### PROBLEM
In the entries below, find every line with "JSON" and copy it.

[START OF INFORMATION GIVEN]

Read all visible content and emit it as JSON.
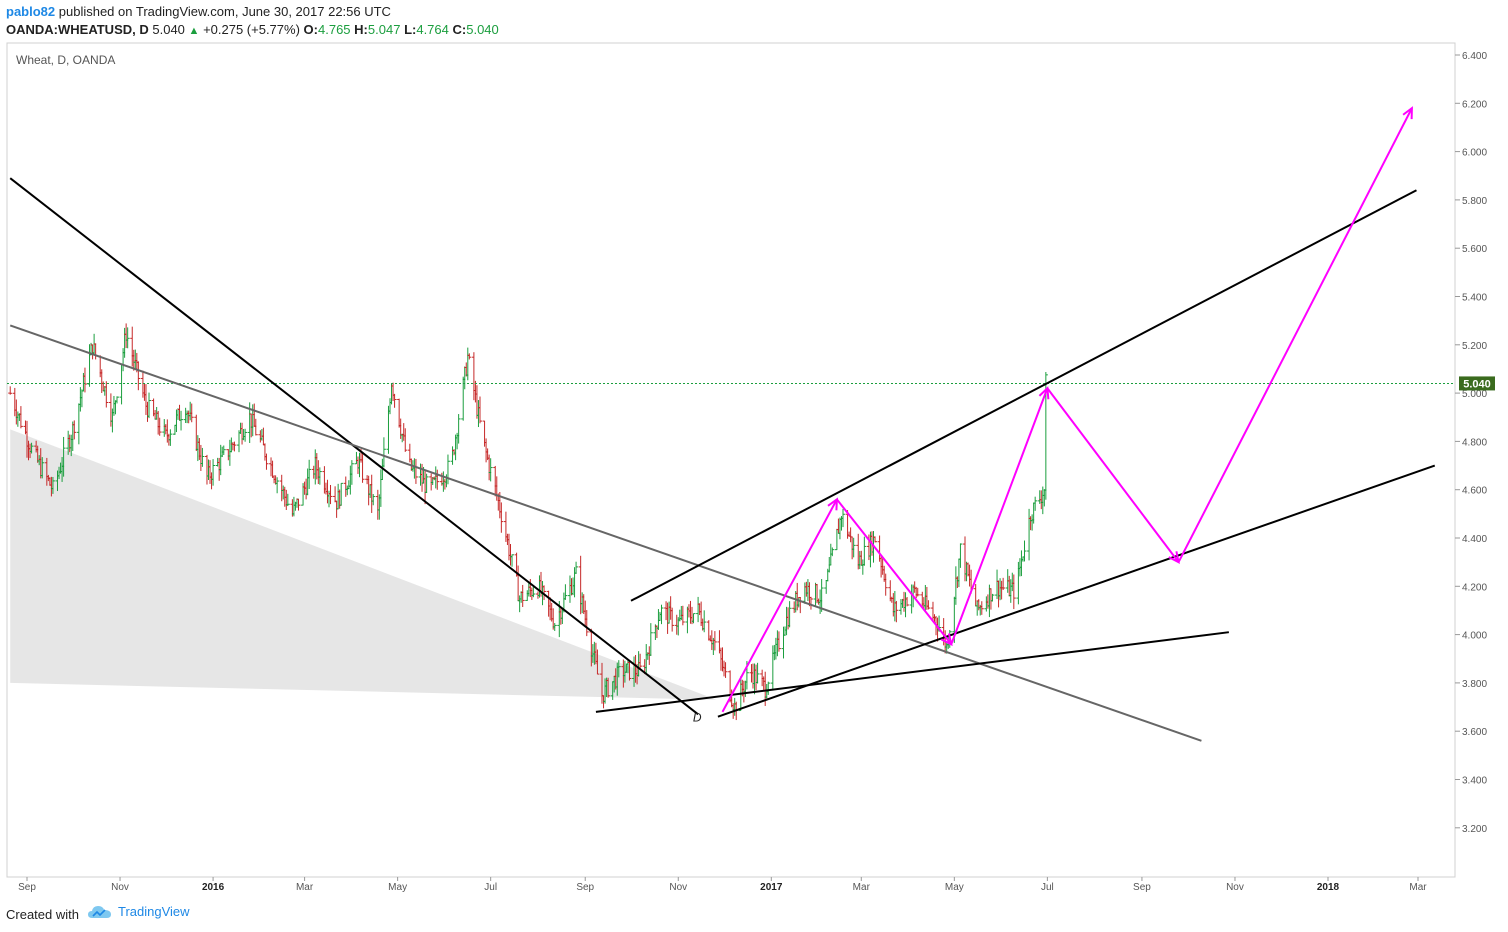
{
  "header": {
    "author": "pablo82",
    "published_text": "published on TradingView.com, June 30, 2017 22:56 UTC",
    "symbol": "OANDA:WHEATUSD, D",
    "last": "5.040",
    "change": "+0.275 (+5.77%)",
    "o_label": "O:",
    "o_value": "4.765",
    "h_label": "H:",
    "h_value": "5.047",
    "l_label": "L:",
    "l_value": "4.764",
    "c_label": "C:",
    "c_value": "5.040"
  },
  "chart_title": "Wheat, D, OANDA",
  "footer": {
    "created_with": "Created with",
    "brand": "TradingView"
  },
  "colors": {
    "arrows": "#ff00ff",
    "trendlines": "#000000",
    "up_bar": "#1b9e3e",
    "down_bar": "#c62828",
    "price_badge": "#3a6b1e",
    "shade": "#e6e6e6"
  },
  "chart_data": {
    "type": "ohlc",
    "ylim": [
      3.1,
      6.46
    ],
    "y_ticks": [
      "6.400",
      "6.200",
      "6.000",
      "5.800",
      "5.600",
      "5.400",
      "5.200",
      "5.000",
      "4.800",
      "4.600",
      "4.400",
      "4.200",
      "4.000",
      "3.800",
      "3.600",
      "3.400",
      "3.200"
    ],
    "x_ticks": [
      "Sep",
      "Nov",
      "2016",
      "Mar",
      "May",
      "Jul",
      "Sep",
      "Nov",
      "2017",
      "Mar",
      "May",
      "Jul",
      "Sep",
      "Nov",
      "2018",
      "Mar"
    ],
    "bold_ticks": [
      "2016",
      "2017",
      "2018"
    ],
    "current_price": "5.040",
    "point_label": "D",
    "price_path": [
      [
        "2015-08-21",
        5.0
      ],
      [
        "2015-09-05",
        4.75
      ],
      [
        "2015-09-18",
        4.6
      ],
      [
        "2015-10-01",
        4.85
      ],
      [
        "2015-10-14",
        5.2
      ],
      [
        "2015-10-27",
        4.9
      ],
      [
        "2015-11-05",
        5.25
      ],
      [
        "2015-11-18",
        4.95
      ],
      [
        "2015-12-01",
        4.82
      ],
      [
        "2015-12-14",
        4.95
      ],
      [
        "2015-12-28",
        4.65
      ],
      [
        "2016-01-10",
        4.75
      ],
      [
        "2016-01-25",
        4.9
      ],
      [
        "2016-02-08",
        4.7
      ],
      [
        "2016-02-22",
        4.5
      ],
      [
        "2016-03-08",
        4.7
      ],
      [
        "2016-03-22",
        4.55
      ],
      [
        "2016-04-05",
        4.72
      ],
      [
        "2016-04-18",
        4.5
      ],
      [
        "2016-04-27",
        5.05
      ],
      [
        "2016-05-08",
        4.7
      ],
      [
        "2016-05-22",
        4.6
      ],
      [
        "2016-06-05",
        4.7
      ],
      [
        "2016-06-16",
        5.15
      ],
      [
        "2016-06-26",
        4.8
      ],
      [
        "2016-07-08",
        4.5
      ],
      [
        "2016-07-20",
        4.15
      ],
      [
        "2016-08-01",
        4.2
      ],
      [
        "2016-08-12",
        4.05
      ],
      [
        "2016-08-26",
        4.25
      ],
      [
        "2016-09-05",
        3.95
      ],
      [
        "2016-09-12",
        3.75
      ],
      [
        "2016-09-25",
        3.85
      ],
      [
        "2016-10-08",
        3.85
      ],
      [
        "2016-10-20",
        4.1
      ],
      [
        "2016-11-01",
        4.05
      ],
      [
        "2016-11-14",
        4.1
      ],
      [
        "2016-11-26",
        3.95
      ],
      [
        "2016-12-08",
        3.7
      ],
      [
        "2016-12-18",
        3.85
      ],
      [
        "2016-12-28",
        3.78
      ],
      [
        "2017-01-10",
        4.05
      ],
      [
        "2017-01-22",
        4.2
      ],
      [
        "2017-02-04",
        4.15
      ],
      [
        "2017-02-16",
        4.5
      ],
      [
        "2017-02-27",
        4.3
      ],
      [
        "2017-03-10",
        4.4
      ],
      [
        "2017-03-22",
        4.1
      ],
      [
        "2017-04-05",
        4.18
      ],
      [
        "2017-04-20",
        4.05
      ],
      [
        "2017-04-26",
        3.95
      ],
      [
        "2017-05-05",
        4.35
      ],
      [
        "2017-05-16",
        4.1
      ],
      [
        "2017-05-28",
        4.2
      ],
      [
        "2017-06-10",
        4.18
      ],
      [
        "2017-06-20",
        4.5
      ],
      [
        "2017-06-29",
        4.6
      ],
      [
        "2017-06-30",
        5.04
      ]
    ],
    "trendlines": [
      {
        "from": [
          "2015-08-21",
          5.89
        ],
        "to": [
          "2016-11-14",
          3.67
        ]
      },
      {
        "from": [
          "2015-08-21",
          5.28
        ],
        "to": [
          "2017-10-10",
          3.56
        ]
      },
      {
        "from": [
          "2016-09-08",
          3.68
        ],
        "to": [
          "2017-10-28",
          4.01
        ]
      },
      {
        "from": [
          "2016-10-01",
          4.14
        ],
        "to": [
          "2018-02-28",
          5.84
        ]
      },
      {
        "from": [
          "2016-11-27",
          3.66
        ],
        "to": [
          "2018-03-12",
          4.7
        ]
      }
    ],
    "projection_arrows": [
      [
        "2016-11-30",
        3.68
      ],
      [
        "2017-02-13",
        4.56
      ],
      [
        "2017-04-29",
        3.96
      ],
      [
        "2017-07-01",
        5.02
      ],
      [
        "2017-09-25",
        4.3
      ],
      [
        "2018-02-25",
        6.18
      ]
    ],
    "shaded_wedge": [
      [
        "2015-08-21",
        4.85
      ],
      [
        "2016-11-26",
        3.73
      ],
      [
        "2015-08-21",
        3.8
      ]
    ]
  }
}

[END OF INFORMATION GIVEN]
[START OF INFORMATION GIVEN]

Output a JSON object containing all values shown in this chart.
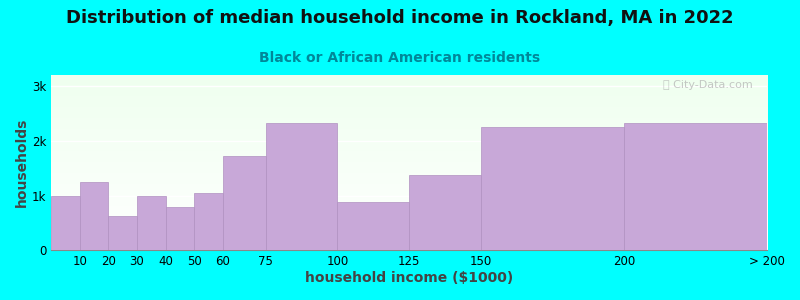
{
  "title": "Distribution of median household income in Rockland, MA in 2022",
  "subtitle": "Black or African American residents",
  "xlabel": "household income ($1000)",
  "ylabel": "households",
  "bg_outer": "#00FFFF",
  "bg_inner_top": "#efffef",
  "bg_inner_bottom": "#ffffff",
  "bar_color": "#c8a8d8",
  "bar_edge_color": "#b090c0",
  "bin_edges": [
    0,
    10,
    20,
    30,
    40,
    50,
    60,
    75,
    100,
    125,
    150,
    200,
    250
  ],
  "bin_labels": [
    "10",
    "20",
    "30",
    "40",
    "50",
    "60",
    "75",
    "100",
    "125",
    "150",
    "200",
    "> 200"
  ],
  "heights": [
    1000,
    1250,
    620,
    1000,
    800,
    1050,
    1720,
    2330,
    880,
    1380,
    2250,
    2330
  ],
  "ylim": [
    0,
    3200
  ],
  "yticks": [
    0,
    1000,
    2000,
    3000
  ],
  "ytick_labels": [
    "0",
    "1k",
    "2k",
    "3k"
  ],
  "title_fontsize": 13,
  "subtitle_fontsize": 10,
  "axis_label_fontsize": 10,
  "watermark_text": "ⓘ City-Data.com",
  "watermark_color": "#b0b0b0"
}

[END OF INFORMATION GIVEN]

### THE COMPLETED TASK
Read all visible content and emit it as JSON.
Output a JSON object containing all values shown in this chart.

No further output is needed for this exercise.